• DATA SUPPLIED:
+===+

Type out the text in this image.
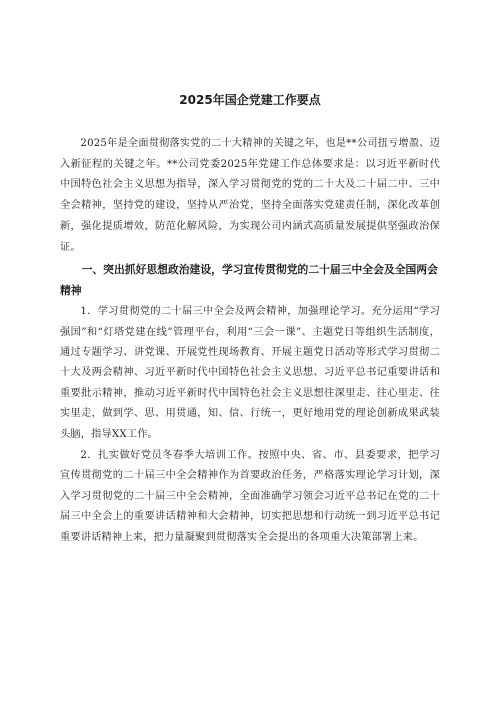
2025年国企党建工作要点

2025年是全面贯彻落实党的二十大精神的关键之年，也是**公司扭亏增盈、迈入新征程的关键之年。**公司党委2025年党建工作总体要求是：以习近平新时代中国特色社会主义思想为指导，深入学习贯彻党的党的二十大及二十届二中、三中全会精神，坚持党的建设，坚持从严治党，坚持全面落实党建责任制，深化改革创新，强化提质增效，防范化解风险，为实现公司内涵式高质量发展提供坚强政治保证。

一、突出抓好思想政治建设，学习宣传贯彻党的二十届三中全会及全国两会精神

1．学习贯彻党的二十届三中全会及两会精神，加强理论学习。充分运用“学习强国”和“灯塔党建在线”管理平台，利用“三会一课”、主题党日等组织生活制度，通过专题学习、讲党课、开展党性现场教育、开展主题党日活动等形式学习贯彻二十大及两会精神、习近平新时代中国特色社会主义思想、习近平总书记重要讲话和重要批示精神，推动习近平新时代中国特色社会主义思想往深里走、往心里走、往实里走，做到学、思、用贯通，知、信、行统一，更好地用党的理论创新成果武装头脑，指导XX工作。

2．扎实做好党员冬春季大培训工作。按照中央、省、市、县委要求，把学习宣传贯彻党的二十届三中全会精神作为首要政治任务，严格落实理论学习计划，深入学习贯彻党的二十届三中全会精神，全面准确学习领会习近平总书记在党的二十届三中全会上的重要讲话精神和大会精神，切实把思想和行动统一到习近平总书记重要讲话精神上来，把力量凝聚到贯彻落实全会提出的各项重大决策部署上来。
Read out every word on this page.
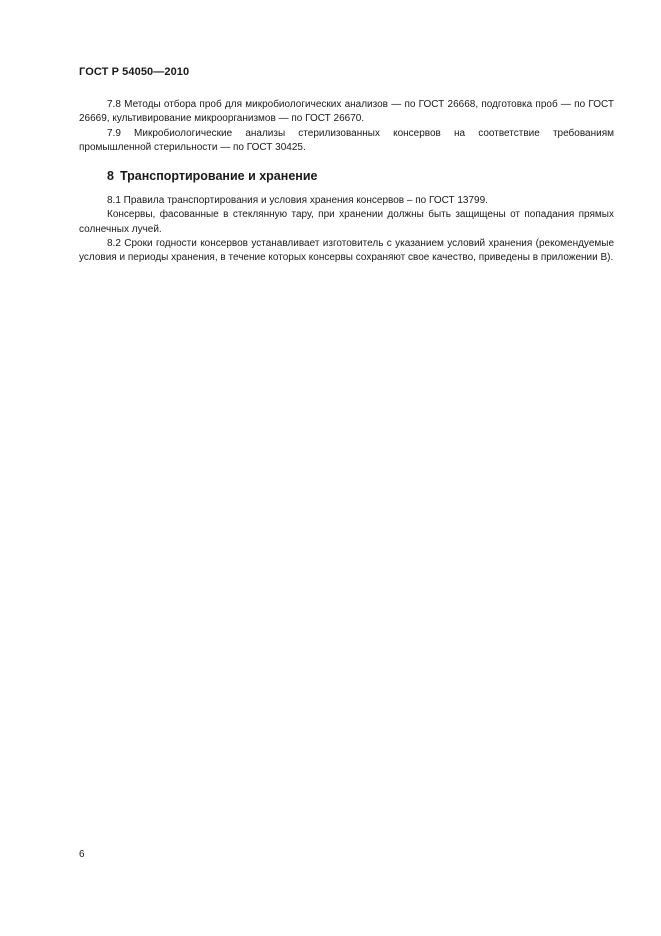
ГОСТ Р 54050—2010

7.8 Методы отбора проб для микробиологических анализов — по ГОСТ 26668, подготовка проб — по ГОСТ 26669, культивирование микроорганизмов — по ГОСТ 26670.

7.9 Микробиологические анализы стерилизованных консервов на соответствие требованиям промышленной стерильности — по ГОСТ 30425.

8 Транспортирование и хранение

8.1 Правила транспортирования и условия хранения консервов – по ГОСТ 13799.

Консервы, фасованные в стеклянную тару, при хранении должны быть защищены от попадания прямых солнечных лучей.

8.2 Сроки годности консервов устанавливает изготовитель с указанием условий хранения (рекомендуемые условия и периоды хранения, в течение которых консервы сохраняют свое качество, приведены в приложении В).

6
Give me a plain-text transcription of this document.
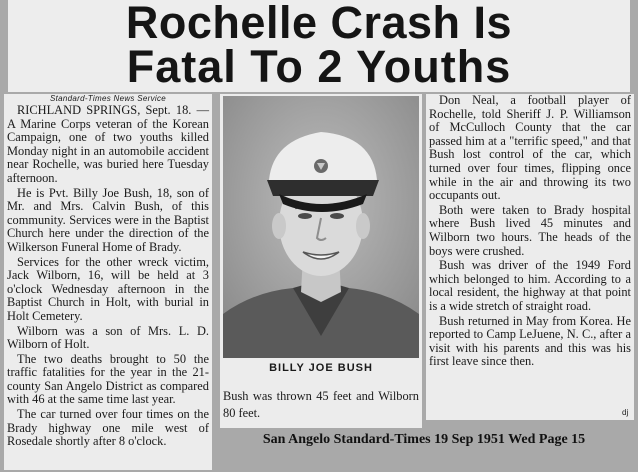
Rochelle Crash Is
Fatal To 2 Youths
Standard-Times News Service

RICHLAND SPRINGS, Sept. 18. — A Marine Corps veteran of the Korean Campaign, one of two youths killed Monday night in an automobile accident near Rochelle, was buried here Tuesday afternoon.

He is Pvt. Billy Joe Bush, 18, son of Mr. and Mrs. Calvin Bush, of this community. Services were in the Baptist Church here under the direction of the Wilkerson Funeral Home of Brady.

Services for the other wreck victim, Jack Wilborn, 16, will be held at 3 o'clock Wednesday afternoon in the Baptist Church in Holt, with burial in Holt Cemetery.

Wilborn was a son of Mrs. L. D. Wilborn of Holt.

The two deaths brought to 50 the traffic fatalities for the year in the 21-county San Angelo District as compared with 46 at the same time last year.

The car turned over four times on the Brady highway one mile west of Rosedale shortly after 8 o'clock.

BILLY JOE BUSH
Bush was thrown 45 feet and Wilborn 80 feet.

Don Neal, a football player of Rochelle, told Sheriff J. P. Williamson of McCulloch County that the car passed him at a "terrific speed," and that Bush lost control of the car, which turned over four times, flipping once while in the air and throwing its two occupants out.

Both were taken to Brady hospital where Bush lived 45 minutes and Wilborn two hours. The heads of the boys were crushed.

Bush was driver of the 1949 Ford which belonged to him. According to a local resident, the highway at that point is a wide stretch of straight road.

Bush returned in May from Korea. He reported to Camp LeJuene, N. C., after a visit with his parents and this was his first leave since then.

dj
San Angelo Standard-Times 19 Sep 1951 Wed Page 15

+===+

• PROBLEM TO WORK ON:
Report how many lines of the records above contain the word "Holt", giving only the number.

• FULL OUTPUT:
2